Tally the lines that contain the string "rápidas" and state that total without comment.

BEGIN Dataset records

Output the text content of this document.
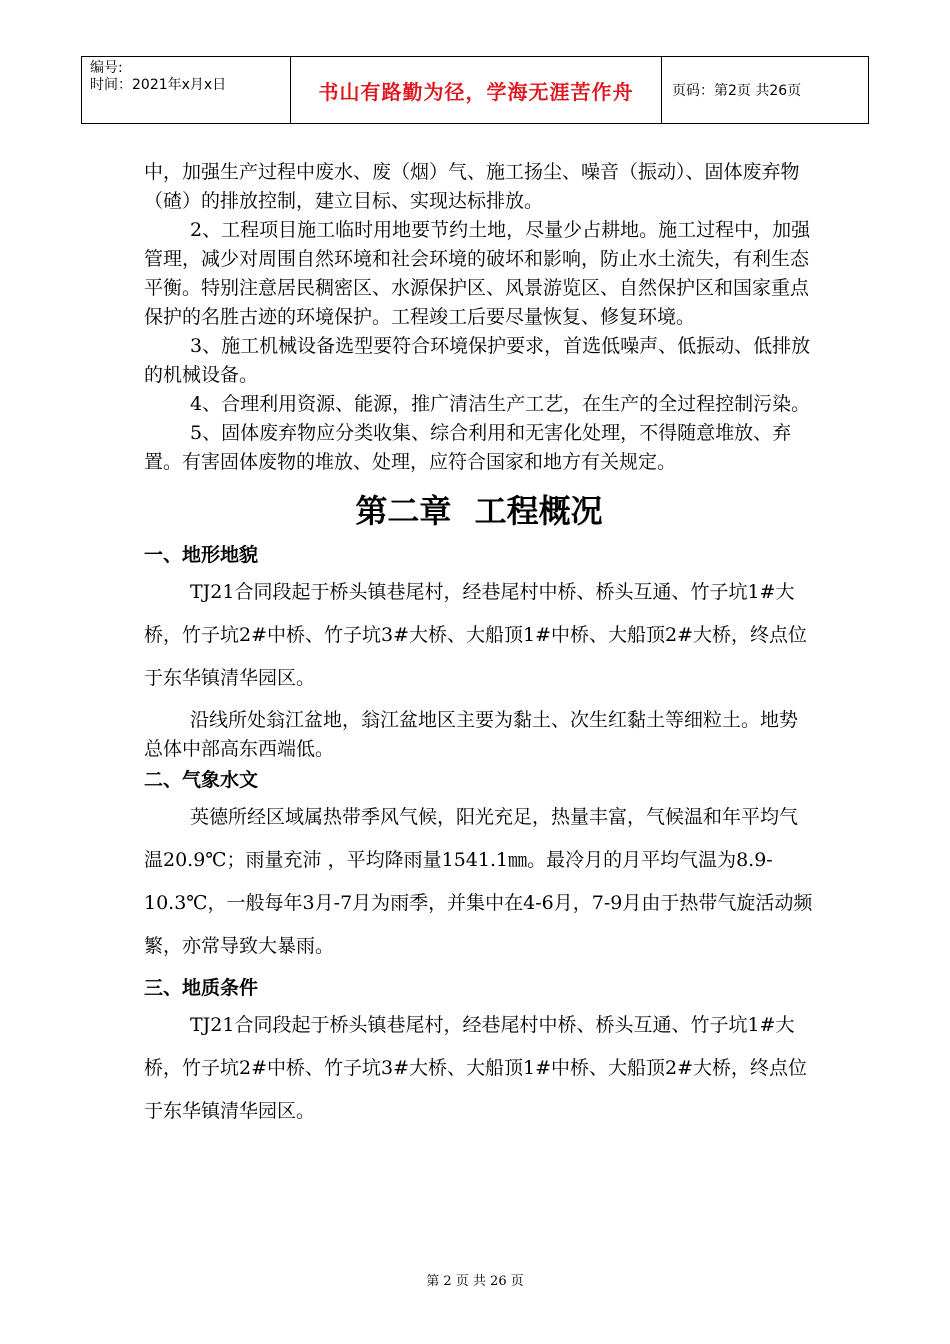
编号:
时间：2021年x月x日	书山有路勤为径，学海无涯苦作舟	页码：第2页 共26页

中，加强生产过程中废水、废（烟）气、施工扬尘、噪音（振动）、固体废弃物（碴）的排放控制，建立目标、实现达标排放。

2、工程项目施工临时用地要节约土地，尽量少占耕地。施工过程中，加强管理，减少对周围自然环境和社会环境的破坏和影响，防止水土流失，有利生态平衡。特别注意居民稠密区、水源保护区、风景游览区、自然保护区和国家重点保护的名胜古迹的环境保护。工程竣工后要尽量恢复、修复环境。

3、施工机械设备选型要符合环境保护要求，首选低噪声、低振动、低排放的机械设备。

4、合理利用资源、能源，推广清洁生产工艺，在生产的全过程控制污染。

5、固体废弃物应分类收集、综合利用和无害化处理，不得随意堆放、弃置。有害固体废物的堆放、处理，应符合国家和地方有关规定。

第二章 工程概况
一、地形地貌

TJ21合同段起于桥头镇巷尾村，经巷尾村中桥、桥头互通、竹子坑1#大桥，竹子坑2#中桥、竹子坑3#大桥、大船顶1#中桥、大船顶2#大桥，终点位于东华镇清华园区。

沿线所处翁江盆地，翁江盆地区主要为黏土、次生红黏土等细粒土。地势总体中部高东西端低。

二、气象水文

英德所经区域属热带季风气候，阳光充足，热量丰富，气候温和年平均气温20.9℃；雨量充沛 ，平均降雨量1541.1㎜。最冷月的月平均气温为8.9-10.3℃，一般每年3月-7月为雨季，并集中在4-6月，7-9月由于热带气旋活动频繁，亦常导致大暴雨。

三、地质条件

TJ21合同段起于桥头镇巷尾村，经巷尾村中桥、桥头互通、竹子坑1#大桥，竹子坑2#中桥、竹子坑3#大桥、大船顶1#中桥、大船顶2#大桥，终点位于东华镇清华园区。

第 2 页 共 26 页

END Dataset records
BEGIN Dataset records

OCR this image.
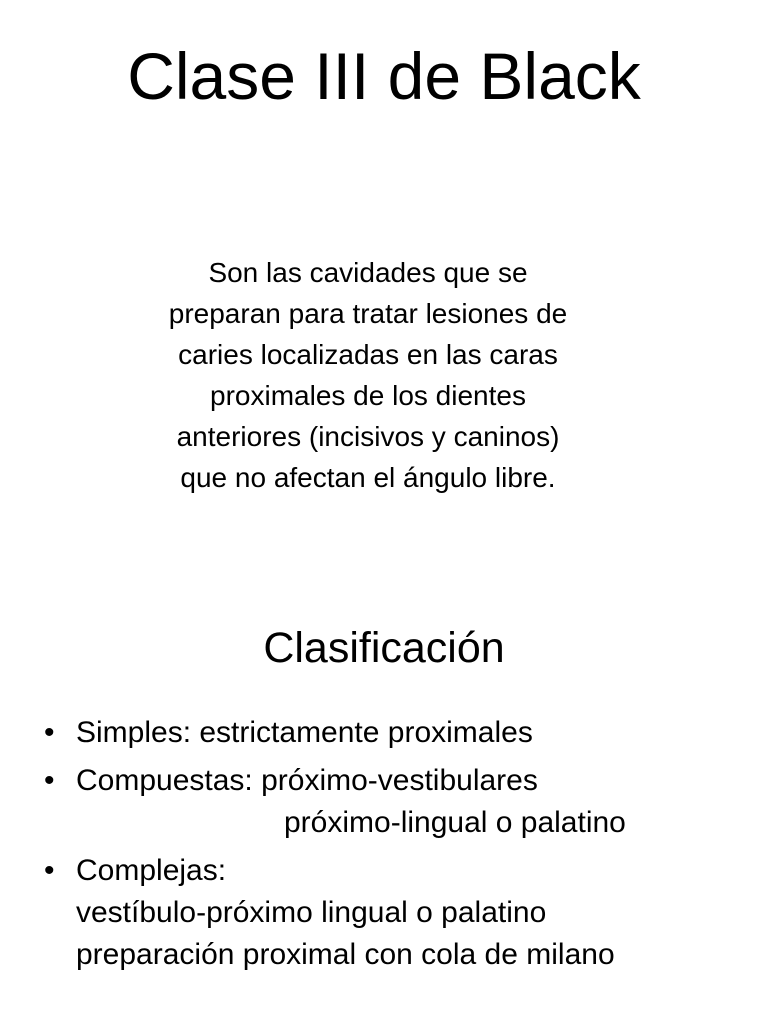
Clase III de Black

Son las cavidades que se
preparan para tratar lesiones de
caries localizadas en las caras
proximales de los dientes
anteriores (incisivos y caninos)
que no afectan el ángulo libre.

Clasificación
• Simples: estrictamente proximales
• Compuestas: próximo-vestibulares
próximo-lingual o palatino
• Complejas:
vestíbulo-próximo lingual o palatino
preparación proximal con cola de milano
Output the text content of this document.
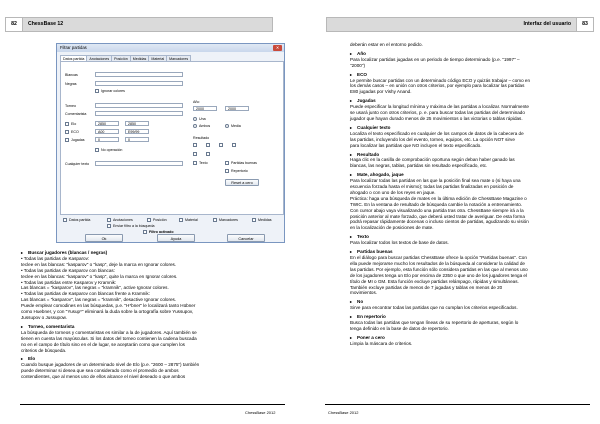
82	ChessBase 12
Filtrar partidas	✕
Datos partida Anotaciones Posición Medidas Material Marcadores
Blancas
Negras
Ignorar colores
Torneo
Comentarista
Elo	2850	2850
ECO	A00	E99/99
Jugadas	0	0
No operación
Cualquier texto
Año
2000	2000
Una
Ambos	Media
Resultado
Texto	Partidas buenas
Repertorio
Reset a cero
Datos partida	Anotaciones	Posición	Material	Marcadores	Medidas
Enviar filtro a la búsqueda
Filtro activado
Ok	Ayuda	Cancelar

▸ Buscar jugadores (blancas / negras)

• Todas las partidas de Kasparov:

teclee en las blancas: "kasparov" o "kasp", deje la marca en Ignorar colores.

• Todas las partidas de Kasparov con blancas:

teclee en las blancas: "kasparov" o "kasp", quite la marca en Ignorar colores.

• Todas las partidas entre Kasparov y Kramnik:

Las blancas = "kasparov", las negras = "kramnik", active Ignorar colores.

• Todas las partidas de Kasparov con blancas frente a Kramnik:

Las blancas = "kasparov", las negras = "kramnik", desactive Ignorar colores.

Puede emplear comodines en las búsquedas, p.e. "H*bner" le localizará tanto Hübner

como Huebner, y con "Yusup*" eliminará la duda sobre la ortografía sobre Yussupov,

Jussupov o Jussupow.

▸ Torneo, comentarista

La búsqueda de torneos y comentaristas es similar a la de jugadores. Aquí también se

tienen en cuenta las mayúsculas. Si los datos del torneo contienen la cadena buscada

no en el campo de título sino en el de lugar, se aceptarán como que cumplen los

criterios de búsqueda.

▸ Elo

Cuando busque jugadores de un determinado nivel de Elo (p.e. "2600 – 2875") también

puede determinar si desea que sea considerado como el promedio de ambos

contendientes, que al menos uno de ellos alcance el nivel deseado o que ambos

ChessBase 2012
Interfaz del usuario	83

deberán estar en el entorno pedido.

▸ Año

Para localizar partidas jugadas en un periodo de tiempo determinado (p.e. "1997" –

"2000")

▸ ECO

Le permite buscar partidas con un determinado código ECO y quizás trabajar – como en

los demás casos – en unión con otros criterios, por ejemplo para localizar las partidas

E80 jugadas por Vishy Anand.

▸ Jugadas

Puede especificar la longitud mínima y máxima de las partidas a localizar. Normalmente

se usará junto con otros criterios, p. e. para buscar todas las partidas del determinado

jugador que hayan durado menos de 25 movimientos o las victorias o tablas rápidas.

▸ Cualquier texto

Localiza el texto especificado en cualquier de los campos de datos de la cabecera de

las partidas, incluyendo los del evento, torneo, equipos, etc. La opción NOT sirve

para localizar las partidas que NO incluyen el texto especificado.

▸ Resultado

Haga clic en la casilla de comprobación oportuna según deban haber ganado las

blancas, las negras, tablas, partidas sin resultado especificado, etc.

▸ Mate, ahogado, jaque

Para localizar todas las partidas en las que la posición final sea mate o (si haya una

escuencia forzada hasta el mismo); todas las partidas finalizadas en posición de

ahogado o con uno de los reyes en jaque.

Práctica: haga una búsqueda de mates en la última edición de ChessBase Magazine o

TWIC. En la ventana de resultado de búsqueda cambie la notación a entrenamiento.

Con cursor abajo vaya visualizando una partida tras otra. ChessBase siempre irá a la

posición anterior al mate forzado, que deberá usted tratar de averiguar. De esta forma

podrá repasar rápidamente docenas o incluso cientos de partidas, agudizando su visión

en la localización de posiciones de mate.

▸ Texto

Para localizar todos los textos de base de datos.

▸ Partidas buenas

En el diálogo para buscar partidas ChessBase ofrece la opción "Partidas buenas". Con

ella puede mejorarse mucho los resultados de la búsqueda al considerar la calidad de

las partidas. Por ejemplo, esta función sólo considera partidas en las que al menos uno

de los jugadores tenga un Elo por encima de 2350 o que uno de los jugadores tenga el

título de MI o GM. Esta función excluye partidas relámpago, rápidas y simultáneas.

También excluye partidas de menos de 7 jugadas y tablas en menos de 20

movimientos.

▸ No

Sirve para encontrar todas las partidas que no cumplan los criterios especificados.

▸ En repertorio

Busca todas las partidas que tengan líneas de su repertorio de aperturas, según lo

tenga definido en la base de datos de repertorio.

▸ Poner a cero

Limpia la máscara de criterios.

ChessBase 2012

END Dataset records

- [Answer to this problem] 2